▶ _Problem to solve_
Would you transcribe all of the data exactly, down to the last character?
--- BEGIN Data to use ---
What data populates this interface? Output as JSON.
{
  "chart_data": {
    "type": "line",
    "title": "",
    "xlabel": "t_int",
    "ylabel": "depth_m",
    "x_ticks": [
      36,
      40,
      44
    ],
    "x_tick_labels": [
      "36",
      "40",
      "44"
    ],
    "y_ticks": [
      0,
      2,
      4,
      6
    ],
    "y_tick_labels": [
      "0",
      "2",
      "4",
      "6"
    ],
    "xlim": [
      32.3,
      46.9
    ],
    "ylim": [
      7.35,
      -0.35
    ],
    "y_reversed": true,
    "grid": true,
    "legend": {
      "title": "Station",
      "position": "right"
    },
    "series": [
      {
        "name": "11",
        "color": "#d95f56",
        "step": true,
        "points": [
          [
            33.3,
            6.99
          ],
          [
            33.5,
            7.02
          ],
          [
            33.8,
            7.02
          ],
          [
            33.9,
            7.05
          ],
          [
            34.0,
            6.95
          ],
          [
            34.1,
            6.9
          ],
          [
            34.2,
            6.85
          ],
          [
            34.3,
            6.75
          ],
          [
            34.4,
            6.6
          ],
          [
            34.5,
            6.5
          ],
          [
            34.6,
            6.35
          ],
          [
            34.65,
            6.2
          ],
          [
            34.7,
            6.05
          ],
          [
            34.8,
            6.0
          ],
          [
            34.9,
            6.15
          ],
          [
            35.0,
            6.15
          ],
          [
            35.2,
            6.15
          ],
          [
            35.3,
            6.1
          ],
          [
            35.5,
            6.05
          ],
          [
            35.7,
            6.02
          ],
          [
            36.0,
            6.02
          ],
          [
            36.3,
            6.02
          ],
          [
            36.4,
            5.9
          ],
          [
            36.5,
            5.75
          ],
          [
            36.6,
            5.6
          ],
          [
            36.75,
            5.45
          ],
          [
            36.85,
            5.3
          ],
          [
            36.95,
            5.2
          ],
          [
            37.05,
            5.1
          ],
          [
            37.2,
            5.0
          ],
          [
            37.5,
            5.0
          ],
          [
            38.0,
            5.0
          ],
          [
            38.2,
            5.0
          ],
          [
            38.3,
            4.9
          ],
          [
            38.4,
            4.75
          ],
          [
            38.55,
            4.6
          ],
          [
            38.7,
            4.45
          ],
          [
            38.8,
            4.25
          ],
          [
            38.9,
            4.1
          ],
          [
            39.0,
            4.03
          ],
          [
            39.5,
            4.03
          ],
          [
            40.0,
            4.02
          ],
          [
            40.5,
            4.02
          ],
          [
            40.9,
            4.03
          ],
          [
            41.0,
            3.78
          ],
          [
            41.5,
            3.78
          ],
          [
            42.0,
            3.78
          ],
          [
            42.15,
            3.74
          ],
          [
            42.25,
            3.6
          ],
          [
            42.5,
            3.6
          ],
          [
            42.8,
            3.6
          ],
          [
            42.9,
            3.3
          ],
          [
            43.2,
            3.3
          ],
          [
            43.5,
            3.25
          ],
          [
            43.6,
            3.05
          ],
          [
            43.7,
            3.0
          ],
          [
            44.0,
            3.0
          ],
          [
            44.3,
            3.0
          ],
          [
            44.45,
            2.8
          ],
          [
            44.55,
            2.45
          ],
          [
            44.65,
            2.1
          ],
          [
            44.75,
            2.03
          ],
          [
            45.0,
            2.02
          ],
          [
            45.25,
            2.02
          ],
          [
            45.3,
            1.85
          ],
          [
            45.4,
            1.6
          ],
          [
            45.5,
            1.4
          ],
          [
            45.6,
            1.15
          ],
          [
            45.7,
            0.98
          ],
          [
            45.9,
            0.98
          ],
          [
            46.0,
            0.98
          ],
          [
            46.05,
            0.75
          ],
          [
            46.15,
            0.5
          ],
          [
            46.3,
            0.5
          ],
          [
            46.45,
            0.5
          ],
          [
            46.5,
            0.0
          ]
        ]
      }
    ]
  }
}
--- END Data to use ---
▶ _Completed task_
What data populates this interface? Output as JSON.
{
  "chart_data": {
    "type": "line",
    "title": "",
    "xlabel": "t_int",
    "ylabel": "depth_m",
    "x_ticks": [
      36,
      40,
      44
    ],
    "x_tick_labels": [
      "36",
      "40",
      "44"
    ],
    "y_ticks": [
      0,
      2,
      4,
      6
    ],
    "y_tick_labels": [
      "0",
      "2",
      "4",
      "6"
    ],
    "xlim": [
      32.3,
      46.9
    ],
    "ylim": [
      7.35,
      -0.35
    ],
    "y_reversed": true,
    "grid": true,
    "legend": {
      "title": "Station",
      "position": "right"
    },
    "series": [
      {
        "name": "11",
        "color": "#d95f56",
        "step": true,
        "points": [
          [
            33.3,
            6.99
          ],
          [
            33.5,
            7.02
          ],
          [
            33.8,
            7.02
          ],
          [
            33.9,
            7.05
          ],
          [
            34.0,
            6.95
          ],
          [
            34.1,
            6.9
          ],
          [
            34.2,
            6.85
          ],
          [
            34.3,
            6.75
          ],
          [
            34.4,
            6.6
          ],
          [
            34.5,
            6.5
          ],
          [
            34.6,
            6.35
          ],
          [
            34.65,
            6.2
          ],
          [
            34.7,
            6.05
          ],
          [
            34.8,
            6.0
          ],
          [
            34.9,
            6.15
          ],
          [
            35.0,
            6.15
          ],
          [
            35.2,
            6.15
          ],
          [
            35.3,
            6.1
          ],
          [
            35.5,
            6.05
          ],
          [
            35.7,
            6.02
          ],
          [
            36.0,
            6.02
          ],
          [
            36.3,
            6.02
          ],
          [
            36.4,
            5.9
          ],
          [
            36.5,
            5.75
          ],
          [
            36.6,
            5.6
          ],
          [
            36.75,
            5.45
          ],
          [
            36.85,
            5.3
          ],
          [
            36.95,
            5.2
          ],
          [
            37.05,
            5.1
          ],
          [
            37.2,
            5.0
          ],
          [
            37.5,
            5.0
          ],
          [
            38.0,
            5.0
          ],
          [
            38.2,
            5.0
          ],
          [
            38.3,
            4.9
          ],
          [
            38.4,
            4.75
          ],
          [
            38.55,
            4.6
          ],
          [
            38.7,
            4.45
          ],
          [
            38.8,
            4.25
          ],
          [
            38.9,
            4.1
          ],
          [
            39.0,
            4.03
          ],
          [
            39.5,
            4.03
          ],
          [
            40.0,
            4.02
          ],
          [
            40.5,
            4.02
          ],
          [
            40.9,
            4.03
          ],
          [
            41.0,
            3.78
          ],
          [
            41.5,
            3.78
          ],
          [
            42.0,
            3.78
          ],
          [
            42.15,
            3.74
          ],
          [
            42.25,
            3.6
          ],
          [
            42.5,
            3.6
          ],
          [
            42.8,
            3.6
          ],
          [
            42.9,
            3.3
          ],
          [
            43.2,
            3.3
          ],
          [
            43.5,
            3.25
          ],
          [
            43.6,
            3.05
          ],
          [
            43.7,
            3.0
          ],
          [
            44.0,
            3.0
          ],
          [
            44.3,
            3.0
          ],
          [
            44.45,
            2.8
          ],
          [
            44.55,
            2.45
          ],
          [
            44.65,
            2.1
          ],
          [
            44.75,
            2.03
          ],
          [
            45.0,
            2.02
          ],
          [
            45.25,
            2.02
          ],
          [
            45.3,
            1.85
          ],
          [
            45.4,
            1.6
          ],
          [
            45.5,
            1.4
          ],
          [
            45.6,
            1.15
          ],
          [
            45.7,
            0.98
          ],
          [
            45.9,
            0.98
          ],
          [
            46.0,
            0.98
          ],
          [
            46.05,
            0.75
          ],
          [
            46.15,
            0.5
          ],
          [
            46.3,
            0.5
          ],
          [
            46.45,
            0.5
          ],
          [
            46.5,
            0.0
          ]
        ]
      }
    ]
  }
}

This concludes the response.